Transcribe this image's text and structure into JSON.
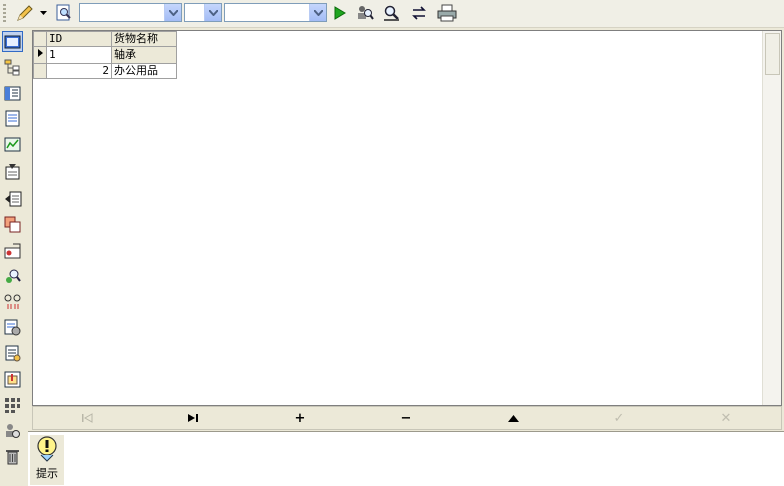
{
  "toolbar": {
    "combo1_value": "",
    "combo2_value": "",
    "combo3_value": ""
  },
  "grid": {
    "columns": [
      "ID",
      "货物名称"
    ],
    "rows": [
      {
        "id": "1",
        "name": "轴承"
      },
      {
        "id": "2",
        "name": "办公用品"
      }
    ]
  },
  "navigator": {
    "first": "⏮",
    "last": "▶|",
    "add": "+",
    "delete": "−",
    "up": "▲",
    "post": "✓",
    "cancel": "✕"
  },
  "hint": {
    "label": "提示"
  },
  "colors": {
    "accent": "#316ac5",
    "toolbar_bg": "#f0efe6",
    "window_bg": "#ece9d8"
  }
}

◇ ◇ ◇

SHORT TASK >>
Copy the data word for word. Pictures do not go in the copy.

REPLY TO THE EXERCISE >>
Transcribe this image's text and structure into JSON.
{
  "toolbar": {
    "combo1_value": "",
    "combo2_value": "",
    "combo3_value": ""
  },
  "grid": {
    "columns": [
      "ID",
      "货物名称"
    ],
    "rows": [
      {
        "id": "1",
        "name": "轴承"
      },
      {
        "id": "2",
        "name": "办公用品"
      }
    ]
  },
  "navigator": {
    "first": "⏮",
    "last": "▶|",
    "add": "+",
    "delete": "−",
    "up": "▲",
    "post": "✓",
    "cancel": "✕"
  },
  "hint": {
    "label": "提示"
  },
  "colors": {
    "accent": "#316ac5",
    "toolbar_bg": "#f0efe6",
    "window_bg": "#ece9d8"
  }
}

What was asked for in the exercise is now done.